Она — высокая, полная, белотелая и белолицая, с пышными белокурыми волосами и широко поставленными голубыми глазами, короче, красавица. И он — «маленький, сутуловатая фигура, бледное лицо… нос, брови, волосы — все одним взмахом поднялось вверх и стало дыбом» (М. Волошин). Но что внешность? Их внутренние миры и интересы были одинаковы и гармоничны между собой. Кто-то придумал для них сравнение: изюминка и кулич. Ирина Одоевцева применила другое сравнение: как ступка и пестик. С ней было уютно и вкусно пить чай — приходившие в гости писатели смеялись: «как сдобная булка».
И вот «булки» не стало — без своей обожаемой Серафимы Павловны Ремизов прожил 14 лет. Жил аскетично по принципу «немного еды и тепло в квартире».

• _Задания для выполнения_
A) Перечислите всех людей, которые названы по имени или фамилии в тексте о Ремизове и Серафиме Павловне.
B) Допишите продолжение текста о Ремизове и Серафиме Павловне, начиная после фразы «немного еды и тепло в квартире».
Данные ниже никак не связаны с текстом о Ремизове и Серафиме Павловне.

[Данные для структурного разбора страниц]
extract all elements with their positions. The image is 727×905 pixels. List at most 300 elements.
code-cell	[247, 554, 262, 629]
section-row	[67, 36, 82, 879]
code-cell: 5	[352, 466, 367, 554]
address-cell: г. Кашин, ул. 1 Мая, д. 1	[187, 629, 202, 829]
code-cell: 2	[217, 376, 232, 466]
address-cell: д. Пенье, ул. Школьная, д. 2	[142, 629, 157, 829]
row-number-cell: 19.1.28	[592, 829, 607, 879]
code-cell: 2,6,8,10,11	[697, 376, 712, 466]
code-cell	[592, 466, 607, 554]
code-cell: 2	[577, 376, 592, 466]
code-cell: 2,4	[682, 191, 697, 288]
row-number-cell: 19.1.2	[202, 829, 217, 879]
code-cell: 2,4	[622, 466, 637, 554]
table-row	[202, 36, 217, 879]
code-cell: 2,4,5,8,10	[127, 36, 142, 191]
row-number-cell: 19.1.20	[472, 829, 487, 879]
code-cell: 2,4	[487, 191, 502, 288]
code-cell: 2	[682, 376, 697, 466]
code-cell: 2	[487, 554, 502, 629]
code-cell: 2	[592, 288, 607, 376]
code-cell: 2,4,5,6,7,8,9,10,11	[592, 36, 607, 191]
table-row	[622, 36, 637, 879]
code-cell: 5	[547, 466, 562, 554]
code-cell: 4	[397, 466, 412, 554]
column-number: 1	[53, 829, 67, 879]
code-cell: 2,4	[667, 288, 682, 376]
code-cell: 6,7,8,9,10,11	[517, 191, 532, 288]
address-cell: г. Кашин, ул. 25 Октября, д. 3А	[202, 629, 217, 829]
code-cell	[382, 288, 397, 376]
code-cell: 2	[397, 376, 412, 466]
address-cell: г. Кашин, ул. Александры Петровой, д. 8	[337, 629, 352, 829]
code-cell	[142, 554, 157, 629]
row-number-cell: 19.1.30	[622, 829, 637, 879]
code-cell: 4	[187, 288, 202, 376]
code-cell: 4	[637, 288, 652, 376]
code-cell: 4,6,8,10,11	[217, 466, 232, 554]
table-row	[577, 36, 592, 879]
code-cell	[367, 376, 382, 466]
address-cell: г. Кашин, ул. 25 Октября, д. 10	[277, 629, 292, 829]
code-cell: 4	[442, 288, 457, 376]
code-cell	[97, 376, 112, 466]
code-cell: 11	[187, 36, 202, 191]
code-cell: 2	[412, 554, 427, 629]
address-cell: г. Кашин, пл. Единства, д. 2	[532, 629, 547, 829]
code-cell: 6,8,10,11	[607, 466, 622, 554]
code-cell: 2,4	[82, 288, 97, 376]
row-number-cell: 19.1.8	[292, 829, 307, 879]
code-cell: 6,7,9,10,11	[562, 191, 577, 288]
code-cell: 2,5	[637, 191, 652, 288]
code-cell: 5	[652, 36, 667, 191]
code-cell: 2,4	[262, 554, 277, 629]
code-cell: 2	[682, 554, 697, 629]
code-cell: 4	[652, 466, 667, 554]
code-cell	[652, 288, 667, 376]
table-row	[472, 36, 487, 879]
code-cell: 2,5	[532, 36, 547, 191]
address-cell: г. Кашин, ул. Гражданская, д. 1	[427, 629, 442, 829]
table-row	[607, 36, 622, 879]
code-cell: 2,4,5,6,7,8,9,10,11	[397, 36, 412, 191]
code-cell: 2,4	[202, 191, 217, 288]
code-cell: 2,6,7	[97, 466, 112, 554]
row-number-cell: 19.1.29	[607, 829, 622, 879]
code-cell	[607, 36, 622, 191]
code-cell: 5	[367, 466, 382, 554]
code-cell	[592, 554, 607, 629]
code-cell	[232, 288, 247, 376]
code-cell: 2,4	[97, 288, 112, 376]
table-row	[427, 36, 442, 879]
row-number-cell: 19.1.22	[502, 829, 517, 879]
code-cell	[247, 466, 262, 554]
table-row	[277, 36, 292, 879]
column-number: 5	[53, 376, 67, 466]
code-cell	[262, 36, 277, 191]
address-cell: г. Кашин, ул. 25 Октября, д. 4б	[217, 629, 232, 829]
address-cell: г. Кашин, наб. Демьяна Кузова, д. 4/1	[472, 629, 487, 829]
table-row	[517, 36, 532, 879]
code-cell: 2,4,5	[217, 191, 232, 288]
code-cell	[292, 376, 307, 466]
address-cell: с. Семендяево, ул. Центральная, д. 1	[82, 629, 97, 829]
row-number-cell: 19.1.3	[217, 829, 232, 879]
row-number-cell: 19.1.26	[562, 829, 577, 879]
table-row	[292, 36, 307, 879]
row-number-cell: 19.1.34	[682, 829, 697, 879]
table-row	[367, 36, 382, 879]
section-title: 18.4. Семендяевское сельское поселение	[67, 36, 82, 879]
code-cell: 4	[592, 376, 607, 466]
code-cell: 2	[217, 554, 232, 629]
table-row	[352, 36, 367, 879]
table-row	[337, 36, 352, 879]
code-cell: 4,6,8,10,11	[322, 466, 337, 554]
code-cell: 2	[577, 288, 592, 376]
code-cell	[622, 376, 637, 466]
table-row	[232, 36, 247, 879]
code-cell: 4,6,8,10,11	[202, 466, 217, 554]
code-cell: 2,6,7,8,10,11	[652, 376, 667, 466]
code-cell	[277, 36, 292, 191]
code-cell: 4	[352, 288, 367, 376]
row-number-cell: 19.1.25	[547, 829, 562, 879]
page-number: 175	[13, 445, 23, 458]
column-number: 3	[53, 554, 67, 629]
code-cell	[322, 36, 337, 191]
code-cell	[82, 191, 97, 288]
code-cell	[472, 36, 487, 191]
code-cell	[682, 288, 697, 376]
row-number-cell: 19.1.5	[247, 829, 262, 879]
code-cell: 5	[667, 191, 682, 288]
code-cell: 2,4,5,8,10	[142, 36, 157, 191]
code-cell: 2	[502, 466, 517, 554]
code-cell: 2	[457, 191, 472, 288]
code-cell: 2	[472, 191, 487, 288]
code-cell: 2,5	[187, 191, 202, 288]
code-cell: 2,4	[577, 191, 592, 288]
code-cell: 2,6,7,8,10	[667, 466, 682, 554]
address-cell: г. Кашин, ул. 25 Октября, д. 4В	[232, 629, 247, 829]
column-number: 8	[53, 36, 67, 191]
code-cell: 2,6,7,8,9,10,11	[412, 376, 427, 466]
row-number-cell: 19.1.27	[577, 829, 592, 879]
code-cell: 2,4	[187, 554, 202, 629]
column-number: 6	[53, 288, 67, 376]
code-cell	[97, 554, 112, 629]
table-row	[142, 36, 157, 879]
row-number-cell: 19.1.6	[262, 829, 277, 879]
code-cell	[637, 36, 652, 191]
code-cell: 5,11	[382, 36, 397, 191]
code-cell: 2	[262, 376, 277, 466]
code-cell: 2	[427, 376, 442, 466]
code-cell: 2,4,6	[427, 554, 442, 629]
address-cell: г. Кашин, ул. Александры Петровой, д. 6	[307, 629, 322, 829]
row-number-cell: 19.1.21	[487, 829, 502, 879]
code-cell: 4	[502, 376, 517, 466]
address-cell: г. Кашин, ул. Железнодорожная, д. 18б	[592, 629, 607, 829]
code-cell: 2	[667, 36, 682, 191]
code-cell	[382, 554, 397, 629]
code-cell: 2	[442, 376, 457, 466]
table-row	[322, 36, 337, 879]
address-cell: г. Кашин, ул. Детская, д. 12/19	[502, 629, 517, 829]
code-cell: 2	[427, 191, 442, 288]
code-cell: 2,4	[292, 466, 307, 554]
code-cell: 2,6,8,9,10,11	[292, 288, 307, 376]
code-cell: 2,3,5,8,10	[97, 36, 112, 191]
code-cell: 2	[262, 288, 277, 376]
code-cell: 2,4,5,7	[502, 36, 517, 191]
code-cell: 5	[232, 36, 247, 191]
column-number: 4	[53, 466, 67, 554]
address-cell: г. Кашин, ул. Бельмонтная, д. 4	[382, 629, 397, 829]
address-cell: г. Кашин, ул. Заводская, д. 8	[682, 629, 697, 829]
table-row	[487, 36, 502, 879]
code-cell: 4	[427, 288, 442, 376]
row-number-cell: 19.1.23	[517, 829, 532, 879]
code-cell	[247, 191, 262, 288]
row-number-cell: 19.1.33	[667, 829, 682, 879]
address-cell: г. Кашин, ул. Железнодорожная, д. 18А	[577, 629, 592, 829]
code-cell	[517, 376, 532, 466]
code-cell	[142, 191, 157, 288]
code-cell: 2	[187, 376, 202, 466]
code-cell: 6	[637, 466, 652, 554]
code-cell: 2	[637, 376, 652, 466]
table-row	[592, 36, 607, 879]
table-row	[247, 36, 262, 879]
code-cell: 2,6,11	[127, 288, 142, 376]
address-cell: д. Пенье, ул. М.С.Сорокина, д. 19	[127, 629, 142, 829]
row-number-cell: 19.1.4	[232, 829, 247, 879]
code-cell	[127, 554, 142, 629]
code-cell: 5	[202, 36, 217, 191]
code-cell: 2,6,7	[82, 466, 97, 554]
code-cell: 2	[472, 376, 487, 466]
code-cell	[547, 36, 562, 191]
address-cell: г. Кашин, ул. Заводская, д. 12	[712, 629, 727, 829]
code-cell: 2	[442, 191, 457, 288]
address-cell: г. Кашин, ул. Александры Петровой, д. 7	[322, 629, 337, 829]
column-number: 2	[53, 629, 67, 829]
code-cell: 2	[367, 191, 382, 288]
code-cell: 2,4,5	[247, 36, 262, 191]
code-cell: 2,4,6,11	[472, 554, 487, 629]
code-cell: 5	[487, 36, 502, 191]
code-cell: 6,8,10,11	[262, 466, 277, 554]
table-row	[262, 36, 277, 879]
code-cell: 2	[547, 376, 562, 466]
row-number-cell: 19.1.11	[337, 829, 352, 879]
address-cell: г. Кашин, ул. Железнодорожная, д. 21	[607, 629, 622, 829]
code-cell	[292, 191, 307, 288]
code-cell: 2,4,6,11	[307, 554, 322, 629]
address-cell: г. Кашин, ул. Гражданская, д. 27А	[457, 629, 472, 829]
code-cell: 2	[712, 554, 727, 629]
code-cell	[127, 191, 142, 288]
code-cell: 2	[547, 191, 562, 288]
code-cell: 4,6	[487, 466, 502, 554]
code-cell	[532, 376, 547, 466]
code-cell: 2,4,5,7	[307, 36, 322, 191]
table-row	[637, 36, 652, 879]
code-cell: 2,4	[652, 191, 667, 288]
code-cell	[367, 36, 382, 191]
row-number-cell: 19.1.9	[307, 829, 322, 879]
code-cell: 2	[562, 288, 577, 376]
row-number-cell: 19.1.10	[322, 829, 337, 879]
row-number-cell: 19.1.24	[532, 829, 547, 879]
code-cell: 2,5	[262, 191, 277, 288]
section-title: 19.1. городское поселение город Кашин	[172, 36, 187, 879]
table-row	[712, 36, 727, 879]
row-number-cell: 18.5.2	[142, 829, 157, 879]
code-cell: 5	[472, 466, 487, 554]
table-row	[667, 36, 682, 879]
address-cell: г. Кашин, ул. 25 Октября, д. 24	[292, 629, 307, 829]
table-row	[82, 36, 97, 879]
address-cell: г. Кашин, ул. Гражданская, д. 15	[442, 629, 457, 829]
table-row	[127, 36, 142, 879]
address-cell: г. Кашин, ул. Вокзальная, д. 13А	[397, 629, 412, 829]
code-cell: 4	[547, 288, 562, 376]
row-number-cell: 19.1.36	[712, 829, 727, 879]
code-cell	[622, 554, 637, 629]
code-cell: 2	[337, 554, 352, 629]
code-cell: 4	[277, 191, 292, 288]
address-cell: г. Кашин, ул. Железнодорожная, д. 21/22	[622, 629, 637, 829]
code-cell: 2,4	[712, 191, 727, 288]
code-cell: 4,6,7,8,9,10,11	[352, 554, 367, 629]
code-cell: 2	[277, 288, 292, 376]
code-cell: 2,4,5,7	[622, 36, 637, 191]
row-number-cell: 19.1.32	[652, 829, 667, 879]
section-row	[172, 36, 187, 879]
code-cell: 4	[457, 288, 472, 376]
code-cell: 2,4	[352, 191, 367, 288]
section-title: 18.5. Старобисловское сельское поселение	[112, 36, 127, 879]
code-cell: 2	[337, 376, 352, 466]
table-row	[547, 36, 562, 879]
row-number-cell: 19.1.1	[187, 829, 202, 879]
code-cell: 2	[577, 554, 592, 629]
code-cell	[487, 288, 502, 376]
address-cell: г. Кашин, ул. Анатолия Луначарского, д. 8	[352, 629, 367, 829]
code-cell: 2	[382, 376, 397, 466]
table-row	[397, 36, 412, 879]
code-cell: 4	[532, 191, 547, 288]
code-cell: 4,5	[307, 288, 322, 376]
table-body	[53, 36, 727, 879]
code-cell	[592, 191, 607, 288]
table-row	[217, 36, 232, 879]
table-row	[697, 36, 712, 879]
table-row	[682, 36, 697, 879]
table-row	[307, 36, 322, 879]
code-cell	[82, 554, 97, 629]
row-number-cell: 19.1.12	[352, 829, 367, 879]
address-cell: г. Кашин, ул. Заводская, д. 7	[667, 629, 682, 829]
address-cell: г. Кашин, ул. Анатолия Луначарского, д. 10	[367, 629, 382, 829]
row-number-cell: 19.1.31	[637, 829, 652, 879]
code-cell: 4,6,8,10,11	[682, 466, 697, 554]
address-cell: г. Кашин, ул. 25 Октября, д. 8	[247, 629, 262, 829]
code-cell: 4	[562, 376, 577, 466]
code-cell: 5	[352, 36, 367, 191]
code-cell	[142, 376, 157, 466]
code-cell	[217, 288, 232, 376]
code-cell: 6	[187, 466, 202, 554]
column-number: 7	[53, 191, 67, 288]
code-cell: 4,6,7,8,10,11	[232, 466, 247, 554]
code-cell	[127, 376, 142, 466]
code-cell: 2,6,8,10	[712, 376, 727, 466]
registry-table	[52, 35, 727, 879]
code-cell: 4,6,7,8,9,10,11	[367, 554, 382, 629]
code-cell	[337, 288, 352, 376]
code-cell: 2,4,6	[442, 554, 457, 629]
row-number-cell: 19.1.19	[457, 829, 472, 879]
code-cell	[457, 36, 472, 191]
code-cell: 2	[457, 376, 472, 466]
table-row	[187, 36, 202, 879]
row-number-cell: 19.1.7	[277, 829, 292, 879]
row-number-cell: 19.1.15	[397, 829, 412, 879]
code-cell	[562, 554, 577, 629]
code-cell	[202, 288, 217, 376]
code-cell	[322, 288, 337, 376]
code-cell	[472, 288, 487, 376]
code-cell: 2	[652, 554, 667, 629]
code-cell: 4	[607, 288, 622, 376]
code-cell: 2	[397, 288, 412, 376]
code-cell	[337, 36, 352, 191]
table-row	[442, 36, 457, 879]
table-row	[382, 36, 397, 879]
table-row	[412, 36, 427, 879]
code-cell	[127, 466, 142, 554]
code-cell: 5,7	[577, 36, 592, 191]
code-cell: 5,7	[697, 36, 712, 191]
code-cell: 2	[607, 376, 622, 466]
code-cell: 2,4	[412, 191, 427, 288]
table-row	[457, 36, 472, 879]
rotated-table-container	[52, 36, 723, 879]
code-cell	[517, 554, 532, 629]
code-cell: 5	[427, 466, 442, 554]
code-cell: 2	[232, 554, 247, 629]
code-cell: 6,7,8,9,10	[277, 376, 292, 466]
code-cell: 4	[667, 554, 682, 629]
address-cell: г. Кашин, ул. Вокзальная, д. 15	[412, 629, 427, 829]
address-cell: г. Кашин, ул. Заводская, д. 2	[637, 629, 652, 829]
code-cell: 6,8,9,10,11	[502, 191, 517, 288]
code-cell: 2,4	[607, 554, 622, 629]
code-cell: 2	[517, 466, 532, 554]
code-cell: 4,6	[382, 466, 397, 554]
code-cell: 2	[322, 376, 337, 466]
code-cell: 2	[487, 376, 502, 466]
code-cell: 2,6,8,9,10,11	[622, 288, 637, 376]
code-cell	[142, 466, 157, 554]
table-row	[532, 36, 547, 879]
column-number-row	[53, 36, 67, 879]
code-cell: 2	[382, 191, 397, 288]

• _Ответы по заданиям_
A) М. Волошин, Ирина Одоевцева, Серафима Павловна, Ремизов.

B)
Послевоенный мир Ремизов определил двумя фразами: «Какое последнее слово нашей культуры? — синема и гестапо. В чем наша бедность? — довольны мелочами».
Заботой самого Ремизова по-прежнему оставался русский язык. «Живой сокровищницей русской души и речи» назвала творчество писателя Марина Цветаева. «А слово люблю, первозвук слова и сочетание звуков», — признавался сам Ремизов. «И безумную выпукль и вздор, сказанное на свой глаз и голос». Ремизов постоянно копался в кладовых слова, в словарях, много читал, выписывал. Это было настоящей страстью коллекционера. Марина Цветаева восхищалась Ремизовым, а вот для Бунина все языковые усилия Ремизова «отмыть икону», найти исконный русский язык в дебрях этимологической ночи были смехотворны. Иван Алексеевич считал и нынешнее состояние русского языка превосходным, без всякой древней зауми.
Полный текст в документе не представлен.